## Goal of the exercise
Reproduce the records below in full and exactly, without their images.

[Begin Record list]

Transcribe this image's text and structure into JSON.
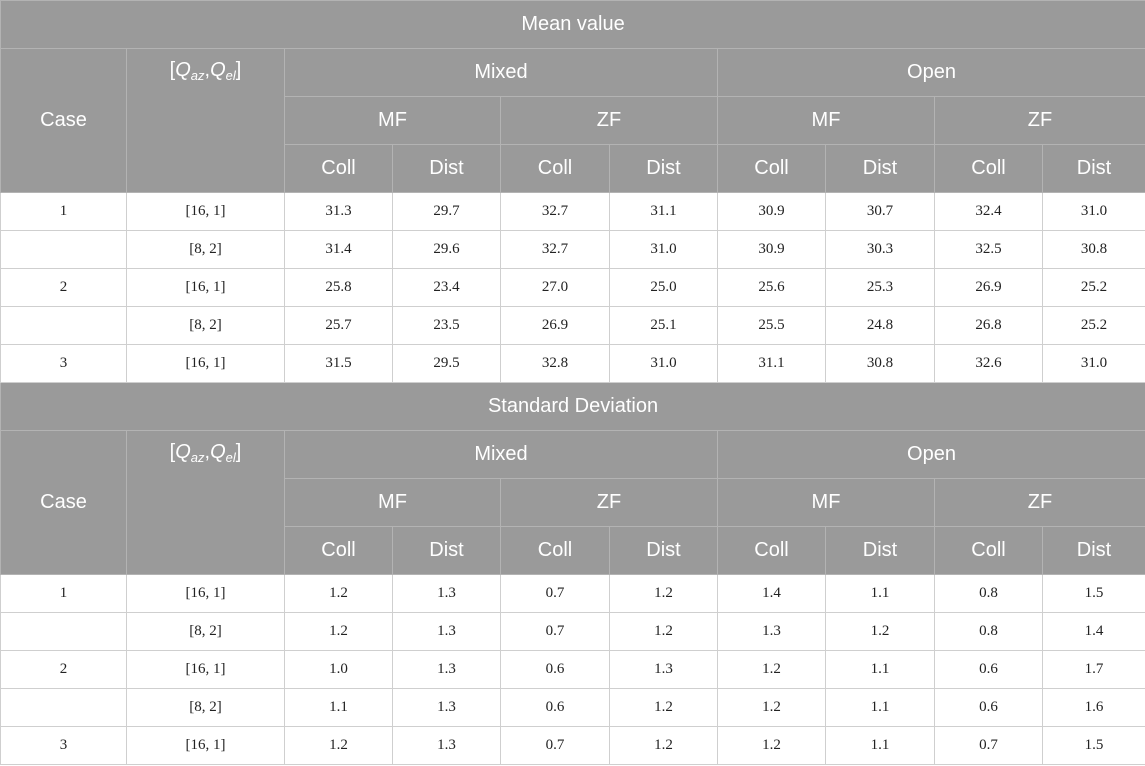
{
  "sections": [
    {
      "title": "Mean value",
      "header": {
        "case": "Case",
        "q": [
          "[",
          "Q",
          "az",
          ",",
          "Q",
          "el",
          "]"
        ],
        "groups": [
          "Mixed",
          "Open"
        ],
        "subgroups": [
          "MF",
          "ZF",
          "MF",
          "ZF"
        ],
        "columns": [
          "Coll",
          "Dist",
          "Coll",
          "Dist",
          "Coll",
          "Dist",
          "Coll",
          "Dist"
        ]
      },
      "rows": [
        {
          "case": "1",
          "q": "[16, 1]",
          "values": [
            "31.3",
            "29.7",
            "32.7",
            "31.1",
            "30.9",
            "30.7",
            "32.4",
            "31.0"
          ]
        },
        {
          "case": null,
          "q": "[8, 2]",
          "values": [
            "31.4",
            "29.6",
            "32.7",
            "31.0",
            "30.9",
            "30.3",
            "32.5",
            "30.8"
          ]
        },
        {
          "case": "2",
          "q": "[16, 1]",
          "values": [
            "25.8",
            "23.4",
            "27.0",
            "25.0",
            "25.6",
            "25.3",
            "26.9",
            "25.2"
          ]
        },
        {
          "case": null,
          "q": "[8, 2]",
          "values": [
            "25.7",
            "23.5",
            "26.9",
            "25.1",
            "25.5",
            "24.8",
            "26.8",
            "25.2"
          ]
        },
        {
          "case": "3",
          "q": "[16, 1]",
          "values": [
            "31.5",
            "29.5",
            "32.8",
            "31.0",
            "31.1",
            "30.8",
            "32.6",
            "31.0"
          ]
        }
      ]
    },
    {
      "title": "Standard Deviation",
      "header": {
        "case": "Case",
        "q": [
          "[",
          "Q",
          "az",
          ",",
          "Q",
          "el",
          "]"
        ],
        "groups": [
          "Mixed",
          "Open"
        ],
        "subgroups": [
          "MF",
          "ZF",
          "MF",
          "ZF"
        ],
        "columns": [
          "Coll",
          "Dist",
          "Coll",
          "Dist",
          "Coll",
          "Dist",
          "Coll",
          "Dist"
        ]
      },
      "rows": [
        {
          "case": "1",
          "q": "[16, 1]",
          "values": [
            "1.2",
            "1.3",
            "0.7",
            "1.2",
            "1.4",
            "1.1",
            "0.8",
            "1.5"
          ]
        },
        {
          "case": null,
          "q": "[8, 2]",
          "values": [
            "1.2",
            "1.3",
            "0.7",
            "1.2",
            "1.3",
            "1.2",
            "0.8",
            "1.4"
          ]
        },
        {
          "case": "2",
          "q": "[16, 1]",
          "values": [
            "1.0",
            "1.3",
            "0.6",
            "1.3",
            "1.2",
            "1.1",
            "0.6",
            "1.7"
          ]
        },
        {
          "case": null,
          "q": "[8, 2]",
          "values": [
            "1.1",
            "1.3",
            "0.6",
            "1.2",
            "1.2",
            "1.1",
            "0.6",
            "1.6"
          ]
        },
        {
          "case": "3",
          "q": "[16, 1]",
          "values": [
            "1.2",
            "1.3",
            "0.7",
            "1.2",
            "1.2",
            "1.1",
            "0.7",
            "1.5"
          ]
        }
      ]
    }
  ]
}
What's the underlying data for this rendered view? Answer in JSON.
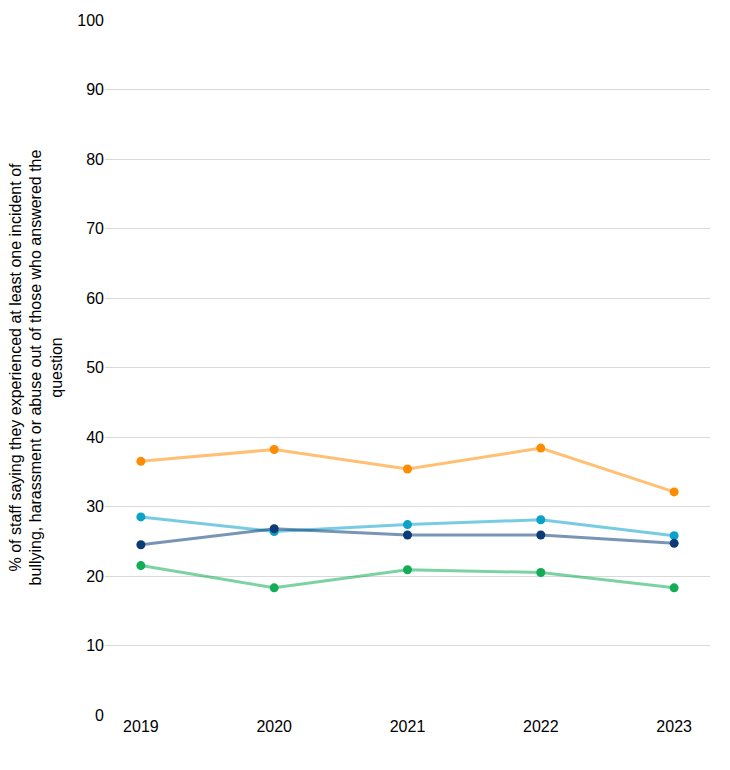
{
  "chart_data": {
    "type": "line",
    "y_label": "% of staff saying they experienced at least one incident of bullying, harassment or abuse out of those who answered the question",
    "categories": [
      "2019",
      "2020",
      "2021",
      "2022",
      "2023"
    ],
    "series": [
      {
        "color": "#ff8c00",
        "values": [
          36.5,
          38.2,
          35.4,
          38.4,
          32.1
        ],
        "marker": "circle",
        "line_style": "solid"
      },
      {
        "color": "#0aa2c8",
        "values": [
          28.5,
          26.4,
          27.4,
          28.1,
          25.8
        ],
        "marker": "circle",
        "line_style": "solid"
      },
      {
        "color": "#0b3c78",
        "values": [
          24.5,
          26.8,
          25.9,
          25.9,
          24.7
        ],
        "marker": "circle",
        "line_style": "solid"
      },
      {
        "color": "#12ad55",
        "values": [
          21.5,
          18.3,
          20.9,
          20.5,
          18.3
        ],
        "marker": "circle",
        "line_style": "solid"
      }
    ],
    "ylim": [
      0,
      100
    ],
    "yticks": [
      0,
      10,
      20,
      30,
      40,
      50,
      60,
      70,
      80,
      90,
      100
    ],
    "grid": true
  }
}
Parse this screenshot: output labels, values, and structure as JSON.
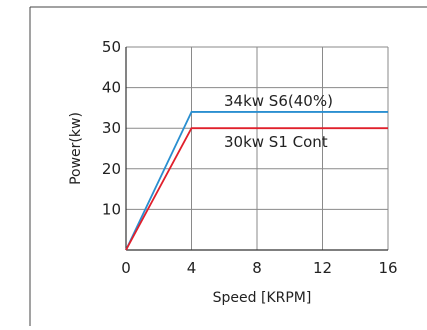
{
  "chart_data": {
    "type": "line",
    "title": "",
    "xlabel": "Speed [KRPM]",
    "ylabel": "Power(kw)",
    "xlim": [
      0,
      16
    ],
    "ylim": [
      0,
      50
    ],
    "x_ticks": [
      0,
      4,
      8,
      12,
      16
    ],
    "y_ticks": [
      10,
      20,
      30,
      40,
      50
    ],
    "grid": true,
    "series": [
      {
        "name": "34kw S6(40%)",
        "color": "#2a8fd0",
        "points": [
          [
            0,
            0
          ],
          [
            4,
            34
          ],
          [
            16,
            34
          ]
        ]
      },
      {
        "name": "30kw S1 Cont",
        "color": "#e0202c",
        "points": [
          [
            0,
            0
          ],
          [
            4,
            30
          ],
          [
            16,
            30
          ]
        ]
      }
    ]
  }
}
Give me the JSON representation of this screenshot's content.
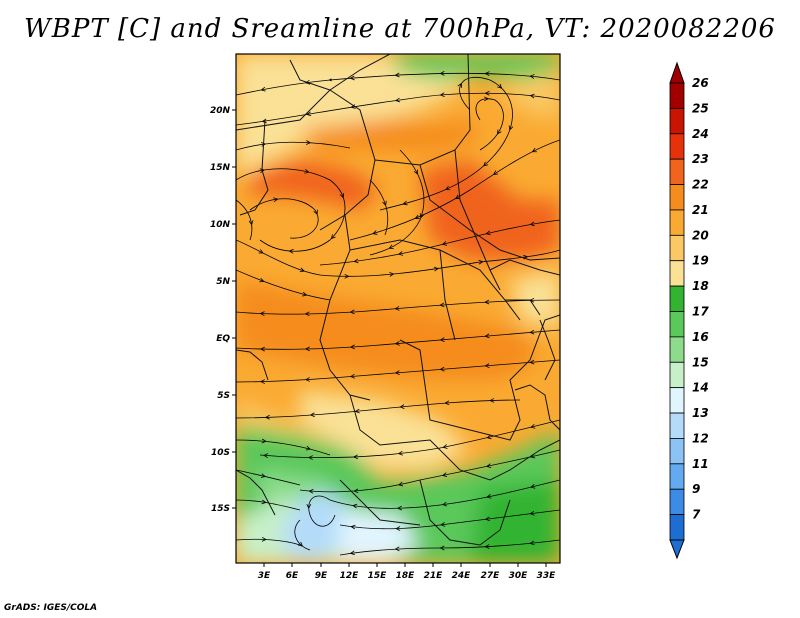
{
  "title": "WBPT [C] and Sreamline at 700hPa, VT: 2020082206",
  "footer": "GrADS: IGES/COLA",
  "map": {
    "lat_ticks": [
      "20N",
      "15N",
      "10N",
      "5N",
      "EQ",
      "5S",
      "10S",
      "15S"
    ],
    "lon_ticks": [
      "3E",
      "6E",
      "9E",
      "12E",
      "15E",
      "18E",
      "21E",
      "24E",
      "27E",
      "30E",
      "33E"
    ]
  },
  "colorbar": {
    "levels": [
      "26",
      "25",
      "24",
      "23",
      "22",
      "21",
      "20",
      "19",
      "18",
      "17",
      "16",
      "15",
      "14",
      "13",
      "12",
      "11",
      "9",
      "7"
    ],
    "colors": [
      "#a00000",
      "#c81400",
      "#e6320a",
      "#f0641e",
      "#f58c1e",
      "#faaa32",
      "#fac864",
      "#fae196",
      "#32b432",
      "#5ac85a",
      "#8cdc8c",
      "#c8f0c8",
      "#e1f5ff",
      "#b4dcfa",
      "#8cc3f5",
      "#64aaf0",
      "#3c8ce6",
      "#1e6ed2"
    ]
  }
}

[End Record list]

## Answer in full
Transcribe this image's text and structure into JSON.
{
  "sections": [
    {
      "title": "Mean value",
      "header": {
        "case": "Case",
        "q": [
          "[",
          "Q",
          "az",
          ",",
          "Q",
          "el",
          "]"
        ],
        "groups": [
          "Mixed",
          "Open"
        ],
        "subgroups": [
          "MF",
          "ZF",
          "MF",
          "ZF"
        ],
        "columns": [
          "Coll",
          "Dist",
          "Coll",
          "Dist",
          "Coll",
          "Dist",
          "Coll",
          "Dist"
        ]
      },
      "rows": [
        {
          "case": "1",
          "q": "[16, 1]",
          "values": [
            "31.3",
            "29.7",
            "32.7",
            "31.1",
            "30.9",
            "30.7",
            "32.4",
            "31.0"
          ]
        },
        {
          "case": null,
          "q": "[8, 2]",
          "values": [
            "31.4",
            "29.6",
            "32.7",
            "31.0",
            "30.9",
            "30.3",
            "32.5",
            "30.8"
          ]
        },
        {
          "case": "2",
          "q": "[16, 1]",
          "values": [
            "25.8",
            "23.4",
            "27.0",
            "25.0",
            "25.6",
            "25.3",
            "26.9",
            "25.2"
          ]
        },
        {
          "case": null,
          "q": "[8, 2]",
          "values": [
            "25.7",
            "23.5",
            "26.9",
            "25.1",
            "25.5",
            "24.8",
            "26.8",
            "25.2"
          ]
        },
        {
          "case": "3",
          "q": "[16, 1]",
          "values": [
            "31.5",
            "29.5",
            "32.8",
            "31.0",
            "31.1",
            "30.8",
            "32.6",
            "31.0"
          ]
        }
      ]
    },
    {
      "title": "Standard Deviation",
      "header": {
        "case": "Case",
        "q": [
          "[",
          "Q",
          "az",
          ",",
          "Q",
          "el",
          "]"
        ],
        "groups": [
          "Mixed",
          "Open"
        ],
        "subgroups": [
          "MF",
          "ZF",
          "MF",
          "ZF"
        ],
        "columns": [
          "Coll",
          "Dist",
          "Coll",
          "Dist",
          "Coll",
          "Dist",
          "Coll",
          "Dist"
        ]
      },
      "rows": [
        {
          "case": "1",
          "q": "[16, 1]",
          "values": [
            "1.2",
            "1.3",
            "0.7",
            "1.2",
            "1.4",
            "1.1",
            "0.8",
            "1.5"
          ]
        },
        {
          "case": null,
          "q": "[8, 2]",
          "values": [
            "1.2",
            "1.3",
            "0.7",
            "1.2",
            "1.3",
            "1.2",
            "0.8",
            "1.4"
          ]
        },
        {
          "case": "2",
          "q": "[16, 1]",
          "values": [
            "1.0",
            "1.3",
            "0.6",
            "1.3",
            "1.2",
            "1.1",
            "0.6",
            "1.7"
          ]
        },
        {
          "case": null,
          "q": "[8, 2]",
          "values": [
            "1.1",
            "1.3",
            "0.6",
            "1.2",
            "1.2",
            "1.1",
            "0.6",
            "1.6"
          ]
        },
        {
          "case": "3",
          "q": "[16, 1]",
          "values": [
            "1.2",
            "1.3",
            "0.7",
            "1.2",
            "1.2",
            "1.1",
            "0.7",
            "1.5"
          ]
        }
      ]
    }
  ]
}
What's the underlying data for this rendered view? Answer in JSON.
{
  "chart_data": {
    "type": "line",
    "y_label": "% of staff saying they experienced at least one incident of bullying, harassment or abuse out of those who answered the question",
    "categories": [
      "2019",
      "2020",
      "2021",
      "2022",
      "2023"
    ],
    "series": [
      {
        "color": "#ff8c00",
        "values": [
          36.5,
          38.2,
          35.4,
          38.4,
          32.1
        ],
        "marker": "circle",
        "line_style": "solid"
      },
      {
        "color": "#0aa2c8",
        "values": [
          28.5,
          26.4,
          27.4,
          28.1,
          25.8
        ],
        "marker": "circle",
        "line_style": "solid"
      },
      {
        "color": "#0b3c78",
        "values": [
          24.5,
          26.8,
          25.9,
          25.9,
          24.7
        ],
        "marker": "circle",
        "line_style": "solid"
      },
      {
        "color": "#12ad55",
        "values": [
          21.5,
          18.3,
          20.9,
          20.5,
          18.3
        ],
        "marker": "circle",
        "line_style": "solid"
      }
    ],
    "ylim": [
      0,
      100
    ],
    "yticks": [
      0,
      10,
      20,
      30,
      40,
      50,
      60,
      70,
      80,
      90,
      100
    ],
    "grid": true
  }
}
Parse this screenshot: output labels, values, and structure as JSON.
{
  "chart_data": {
    "type": "line",
    "title": "",
    "xlabel": "Speed [KRPM]",
    "ylabel": "Power(kw)",
    "xlim": [
      0,
      16
    ],
    "ylim": [
      0,
      50
    ],
    "x_ticks": [
      0,
      4,
      8,
      12,
      16
    ],
    "y_ticks": [
      10,
      20,
      30,
      40,
      50
    ],
    "grid": true,
    "series": [
      {
        "name": "34kw S6(40%)",
        "color": "#2a8fd0",
        "points": [
          [
            0,
            0
          ],
          [
            4,
            34
          ],
          [
            16,
            34
          ]
        ]
      },
      {
        "name": "30kw S1 Cont",
        "color": "#e0202c",
        "points": [
          [
            0,
            0
          ],
          [
            4,
            30
          ],
          [
            16,
            30
          ]
        ]
      }
    ]
  }
}
Give me the JSON representation of this screenshot's content.
{
  "title": "WBPT [C] and Sreamline at 700hPa, VT: 2020082206",
  "footer": "GrADS: IGES/COLA",
  "map": {
    "lat_ticks": [
      "20N",
      "15N",
      "10N",
      "5N",
      "EQ",
      "5S",
      "10S",
      "15S"
    ],
    "lon_ticks": [
      "3E",
      "6E",
      "9E",
      "12E",
      "15E",
      "18E",
      "21E",
      "24E",
      "27E",
      "30E",
      "33E"
    ]
  },
  "colorbar": {
    "levels": [
      "26",
      "25",
      "24",
      "23",
      "22",
      "21",
      "20",
      "19",
      "18",
      "17",
      "16",
      "15",
      "14",
      "13",
      "12",
      "11",
      "9",
      "7"
    ],
    "colors": [
      "#a00000",
      "#c81400",
      "#e6320a",
      "#f0641e",
      "#f58c1e",
      "#faaa32",
      "#fac864",
      "#fae196",
      "#32b432",
      "#5ac85a",
      "#8cdc8c",
      "#c8f0c8",
      "#e1f5ff",
      "#b4dcfa",
      "#8cc3f5",
      "#64aaf0",
      "#3c8ce6",
      "#1e6ed2"
    ]
  }
}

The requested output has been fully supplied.